TASK OBJECTIVE
Your task is to reproduce the entries below word for word.

Records from a dataset
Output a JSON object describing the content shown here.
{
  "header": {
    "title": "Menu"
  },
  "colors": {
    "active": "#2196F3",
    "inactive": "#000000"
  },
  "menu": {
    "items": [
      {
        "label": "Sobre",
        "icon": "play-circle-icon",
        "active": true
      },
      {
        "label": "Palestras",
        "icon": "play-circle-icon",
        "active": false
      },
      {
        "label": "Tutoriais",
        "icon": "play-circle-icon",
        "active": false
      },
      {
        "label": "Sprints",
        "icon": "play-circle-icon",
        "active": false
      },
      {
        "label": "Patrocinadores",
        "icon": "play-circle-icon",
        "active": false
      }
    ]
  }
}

FINAL ANSWER
Output a JSON object describing the content shown here.
{
  "header": {
    "title": "Menu"
  },
  "colors": {
    "active": "#2196F3",
    "inactive": "#000000"
  },
  "menu": {
    "items": [
      {
        "label": "Sobre",
        "icon": "play-circle-icon",
        "active": true
      },
      {
        "label": "Palestras",
        "icon": "play-circle-icon",
        "active": false
      },
      {
        "label": "Tutoriais",
        "icon": "play-circle-icon",
        "active": false
      },
      {
        "label": "Sprints",
        "icon": "play-circle-icon",
        "active": false
      },
      {
        "label": "Patrocinadores",
        "icon": "play-circle-icon",
        "active": false
      }
    ]
  }
}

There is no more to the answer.